• _The exercise_
Whenever a line below holds the word "hard", copy that line.

* * * * * * *

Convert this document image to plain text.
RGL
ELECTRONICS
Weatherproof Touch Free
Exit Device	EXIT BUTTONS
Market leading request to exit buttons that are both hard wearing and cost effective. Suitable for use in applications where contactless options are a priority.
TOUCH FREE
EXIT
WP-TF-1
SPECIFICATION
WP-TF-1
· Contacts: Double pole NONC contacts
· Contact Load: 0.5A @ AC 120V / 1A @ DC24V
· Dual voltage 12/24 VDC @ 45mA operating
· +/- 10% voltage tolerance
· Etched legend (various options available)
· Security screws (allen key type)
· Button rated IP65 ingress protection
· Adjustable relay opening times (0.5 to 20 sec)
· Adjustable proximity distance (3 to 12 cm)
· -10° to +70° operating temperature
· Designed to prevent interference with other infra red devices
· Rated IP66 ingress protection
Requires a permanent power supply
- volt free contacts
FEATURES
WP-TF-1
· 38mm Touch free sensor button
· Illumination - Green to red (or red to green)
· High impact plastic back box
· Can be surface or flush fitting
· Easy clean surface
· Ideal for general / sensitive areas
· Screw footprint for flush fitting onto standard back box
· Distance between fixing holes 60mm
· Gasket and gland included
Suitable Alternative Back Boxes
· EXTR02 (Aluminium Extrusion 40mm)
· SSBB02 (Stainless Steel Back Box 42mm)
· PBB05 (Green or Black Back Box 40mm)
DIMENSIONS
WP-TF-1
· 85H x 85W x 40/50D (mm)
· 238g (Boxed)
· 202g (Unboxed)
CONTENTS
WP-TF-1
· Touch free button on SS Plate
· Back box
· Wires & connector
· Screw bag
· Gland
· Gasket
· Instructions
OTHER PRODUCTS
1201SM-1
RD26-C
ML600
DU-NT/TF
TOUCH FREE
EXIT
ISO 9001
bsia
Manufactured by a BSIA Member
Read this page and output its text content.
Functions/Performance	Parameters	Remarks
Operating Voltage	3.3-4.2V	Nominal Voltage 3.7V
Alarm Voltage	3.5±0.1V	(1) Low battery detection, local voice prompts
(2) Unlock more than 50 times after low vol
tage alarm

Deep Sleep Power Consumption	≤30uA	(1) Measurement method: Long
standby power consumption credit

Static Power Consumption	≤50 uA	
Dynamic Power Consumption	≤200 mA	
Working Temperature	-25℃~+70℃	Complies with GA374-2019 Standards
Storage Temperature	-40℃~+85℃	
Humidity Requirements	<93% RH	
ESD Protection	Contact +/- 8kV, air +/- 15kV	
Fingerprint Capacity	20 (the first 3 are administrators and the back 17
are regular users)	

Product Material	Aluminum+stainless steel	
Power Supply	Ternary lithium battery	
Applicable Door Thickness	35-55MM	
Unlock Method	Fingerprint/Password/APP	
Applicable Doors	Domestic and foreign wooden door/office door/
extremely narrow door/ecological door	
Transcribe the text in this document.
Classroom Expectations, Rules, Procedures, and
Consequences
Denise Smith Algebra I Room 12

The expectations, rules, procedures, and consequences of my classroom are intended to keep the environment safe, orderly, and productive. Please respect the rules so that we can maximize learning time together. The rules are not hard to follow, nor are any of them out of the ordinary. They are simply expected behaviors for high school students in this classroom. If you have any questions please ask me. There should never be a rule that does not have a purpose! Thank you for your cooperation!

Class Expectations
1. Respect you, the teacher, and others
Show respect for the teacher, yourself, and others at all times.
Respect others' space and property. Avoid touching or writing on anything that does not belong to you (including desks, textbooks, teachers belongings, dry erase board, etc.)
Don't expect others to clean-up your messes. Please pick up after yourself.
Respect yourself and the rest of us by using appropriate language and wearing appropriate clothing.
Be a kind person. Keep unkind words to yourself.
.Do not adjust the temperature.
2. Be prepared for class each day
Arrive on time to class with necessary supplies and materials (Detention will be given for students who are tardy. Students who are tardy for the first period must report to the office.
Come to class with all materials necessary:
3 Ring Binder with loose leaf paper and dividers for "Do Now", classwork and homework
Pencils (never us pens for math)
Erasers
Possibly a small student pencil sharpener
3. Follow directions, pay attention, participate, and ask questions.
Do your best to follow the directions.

* * * * * * *

• _Result for this exercise_
Market leading request to exit buttons that are both hard wearing and cost effective. Suitable for use in applications where contactless options are a priority.
The expectations, rules, procedures, and consequences of my classroom are intended to keep the environment safe, orderly, and productive. Please respect the rules so that we can maximize learning time together. The rules are not hard to follow, nor are any of them out of the ordinary. They are simply expected behaviors for high school students in this classroom. If you have any questions please ask me. There should never be a rule that does not have a purpose! Thank you for your cooperation!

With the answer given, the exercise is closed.